* _DESCRIPTION OF THE TASK_:
Go through the listing and return every line with "JSON" in it.

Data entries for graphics
--- begin ---

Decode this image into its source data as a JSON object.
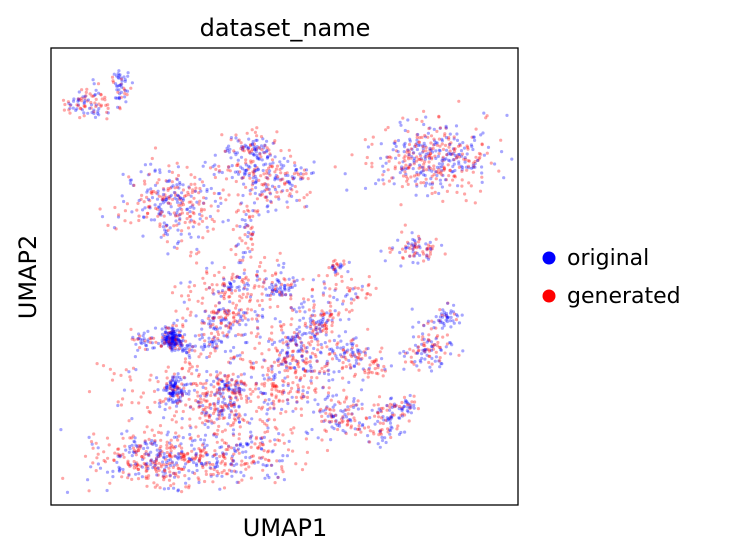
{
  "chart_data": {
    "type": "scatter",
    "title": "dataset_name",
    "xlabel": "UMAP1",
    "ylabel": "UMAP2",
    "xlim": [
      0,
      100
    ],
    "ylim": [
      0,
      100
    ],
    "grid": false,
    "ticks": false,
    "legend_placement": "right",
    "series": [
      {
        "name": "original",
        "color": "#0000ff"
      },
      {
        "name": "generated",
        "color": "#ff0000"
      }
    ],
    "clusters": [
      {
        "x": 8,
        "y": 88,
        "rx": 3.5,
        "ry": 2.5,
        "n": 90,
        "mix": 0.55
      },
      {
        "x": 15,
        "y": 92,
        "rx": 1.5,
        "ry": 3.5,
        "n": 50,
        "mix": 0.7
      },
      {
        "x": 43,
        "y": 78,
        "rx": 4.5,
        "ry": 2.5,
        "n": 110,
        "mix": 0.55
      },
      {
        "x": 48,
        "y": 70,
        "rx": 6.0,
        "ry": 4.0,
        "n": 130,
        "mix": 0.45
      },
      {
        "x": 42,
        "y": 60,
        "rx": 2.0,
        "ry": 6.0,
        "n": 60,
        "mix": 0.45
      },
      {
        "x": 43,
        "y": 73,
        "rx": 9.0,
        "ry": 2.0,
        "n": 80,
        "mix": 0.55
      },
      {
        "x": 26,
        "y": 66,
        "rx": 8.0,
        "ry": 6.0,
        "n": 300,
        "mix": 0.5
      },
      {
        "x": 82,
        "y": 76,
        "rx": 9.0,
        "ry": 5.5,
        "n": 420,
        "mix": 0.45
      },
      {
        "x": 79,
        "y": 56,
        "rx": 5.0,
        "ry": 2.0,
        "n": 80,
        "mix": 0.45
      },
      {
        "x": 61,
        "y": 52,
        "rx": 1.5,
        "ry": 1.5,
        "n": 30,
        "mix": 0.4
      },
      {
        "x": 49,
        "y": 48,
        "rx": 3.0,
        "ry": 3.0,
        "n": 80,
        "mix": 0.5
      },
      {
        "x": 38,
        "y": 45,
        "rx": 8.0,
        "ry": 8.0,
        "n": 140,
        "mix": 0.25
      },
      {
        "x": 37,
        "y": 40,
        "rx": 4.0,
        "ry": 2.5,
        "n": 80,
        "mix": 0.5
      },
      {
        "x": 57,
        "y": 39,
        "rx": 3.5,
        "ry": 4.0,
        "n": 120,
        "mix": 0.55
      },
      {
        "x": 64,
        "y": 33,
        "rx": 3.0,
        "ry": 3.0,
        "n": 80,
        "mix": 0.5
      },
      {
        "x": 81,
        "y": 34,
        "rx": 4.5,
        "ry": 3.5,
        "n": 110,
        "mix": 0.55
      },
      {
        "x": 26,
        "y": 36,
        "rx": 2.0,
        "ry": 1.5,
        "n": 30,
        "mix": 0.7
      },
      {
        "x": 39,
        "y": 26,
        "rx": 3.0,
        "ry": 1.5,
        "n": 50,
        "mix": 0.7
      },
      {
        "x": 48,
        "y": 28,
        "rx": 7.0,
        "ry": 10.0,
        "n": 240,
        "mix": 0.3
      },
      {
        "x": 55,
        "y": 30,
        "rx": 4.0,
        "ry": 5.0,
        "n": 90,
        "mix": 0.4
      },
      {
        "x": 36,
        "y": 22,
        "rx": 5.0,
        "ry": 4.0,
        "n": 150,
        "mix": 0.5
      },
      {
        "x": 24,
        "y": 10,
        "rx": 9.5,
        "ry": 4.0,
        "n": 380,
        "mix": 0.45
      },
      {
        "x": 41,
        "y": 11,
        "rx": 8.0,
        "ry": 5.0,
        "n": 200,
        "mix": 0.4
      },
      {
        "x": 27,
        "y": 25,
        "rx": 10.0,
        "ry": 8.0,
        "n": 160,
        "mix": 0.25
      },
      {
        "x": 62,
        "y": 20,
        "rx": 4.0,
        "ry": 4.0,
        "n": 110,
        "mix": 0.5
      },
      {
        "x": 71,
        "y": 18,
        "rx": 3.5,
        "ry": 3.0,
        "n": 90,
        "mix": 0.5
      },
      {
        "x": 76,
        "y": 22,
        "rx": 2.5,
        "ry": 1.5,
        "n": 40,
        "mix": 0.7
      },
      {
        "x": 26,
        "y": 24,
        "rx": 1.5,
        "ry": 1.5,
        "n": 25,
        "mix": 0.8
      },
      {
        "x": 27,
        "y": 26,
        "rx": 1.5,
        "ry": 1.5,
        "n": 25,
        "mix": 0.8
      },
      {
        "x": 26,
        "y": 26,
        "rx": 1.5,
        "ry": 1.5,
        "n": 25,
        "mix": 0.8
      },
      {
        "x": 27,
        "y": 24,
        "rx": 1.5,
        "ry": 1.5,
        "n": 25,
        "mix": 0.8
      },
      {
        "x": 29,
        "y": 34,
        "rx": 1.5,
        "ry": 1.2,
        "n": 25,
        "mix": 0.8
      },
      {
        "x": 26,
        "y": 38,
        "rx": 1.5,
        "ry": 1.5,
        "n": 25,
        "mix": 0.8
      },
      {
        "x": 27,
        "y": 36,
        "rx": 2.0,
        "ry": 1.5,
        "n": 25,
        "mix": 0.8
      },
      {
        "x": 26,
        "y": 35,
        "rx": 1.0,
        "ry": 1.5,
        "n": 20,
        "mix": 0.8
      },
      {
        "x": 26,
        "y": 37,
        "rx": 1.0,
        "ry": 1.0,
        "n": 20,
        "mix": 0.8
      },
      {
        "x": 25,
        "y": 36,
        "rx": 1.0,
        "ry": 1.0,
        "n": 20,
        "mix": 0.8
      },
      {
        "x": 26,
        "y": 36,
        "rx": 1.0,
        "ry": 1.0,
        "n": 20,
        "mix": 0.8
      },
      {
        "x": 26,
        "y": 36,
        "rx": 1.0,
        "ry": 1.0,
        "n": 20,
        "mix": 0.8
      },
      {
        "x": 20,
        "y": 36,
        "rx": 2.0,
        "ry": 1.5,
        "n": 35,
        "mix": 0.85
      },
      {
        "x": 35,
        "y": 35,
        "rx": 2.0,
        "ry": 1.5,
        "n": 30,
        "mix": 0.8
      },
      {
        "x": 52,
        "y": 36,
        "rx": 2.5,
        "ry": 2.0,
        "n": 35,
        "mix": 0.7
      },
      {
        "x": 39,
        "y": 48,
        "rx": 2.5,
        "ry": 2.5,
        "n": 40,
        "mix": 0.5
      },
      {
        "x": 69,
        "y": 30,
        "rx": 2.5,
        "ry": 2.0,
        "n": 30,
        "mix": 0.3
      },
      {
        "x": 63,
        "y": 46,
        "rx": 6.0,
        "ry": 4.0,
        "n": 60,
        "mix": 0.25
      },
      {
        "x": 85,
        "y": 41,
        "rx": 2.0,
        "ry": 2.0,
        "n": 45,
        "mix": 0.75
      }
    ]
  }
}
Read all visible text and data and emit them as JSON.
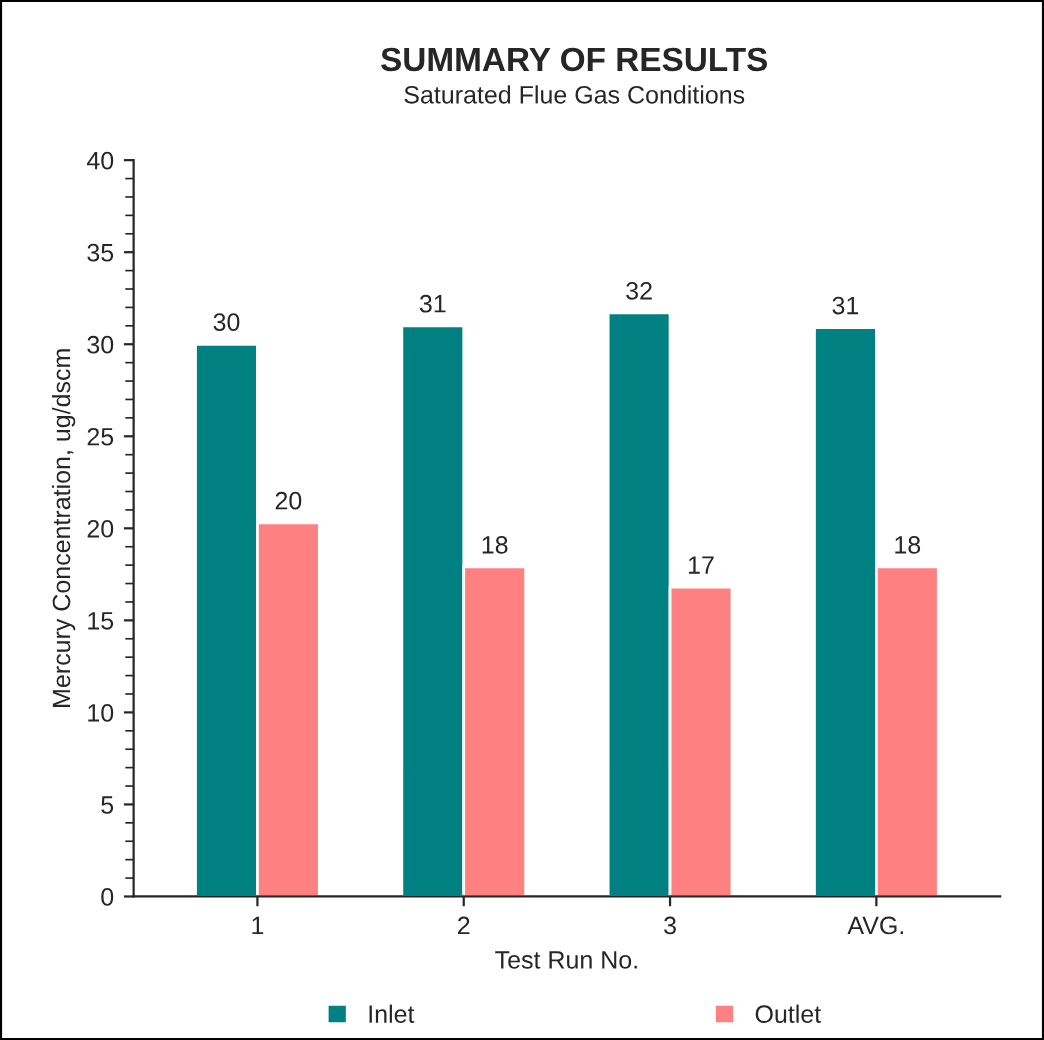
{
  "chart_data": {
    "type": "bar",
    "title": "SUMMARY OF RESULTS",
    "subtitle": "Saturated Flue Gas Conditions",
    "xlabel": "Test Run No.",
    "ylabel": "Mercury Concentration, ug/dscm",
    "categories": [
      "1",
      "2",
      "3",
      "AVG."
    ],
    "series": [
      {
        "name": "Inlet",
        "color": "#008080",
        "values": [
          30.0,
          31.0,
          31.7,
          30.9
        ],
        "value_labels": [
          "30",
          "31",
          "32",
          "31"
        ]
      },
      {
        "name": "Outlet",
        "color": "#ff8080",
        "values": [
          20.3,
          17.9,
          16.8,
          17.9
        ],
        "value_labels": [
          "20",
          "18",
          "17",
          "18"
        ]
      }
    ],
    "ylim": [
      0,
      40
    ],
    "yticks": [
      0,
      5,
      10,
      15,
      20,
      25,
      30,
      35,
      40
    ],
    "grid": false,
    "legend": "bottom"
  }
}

--- end ---

* _FULL ANSWER_:
Decode this image into its source data as a JSON object.
Read all visible text and data and emit them as JSON.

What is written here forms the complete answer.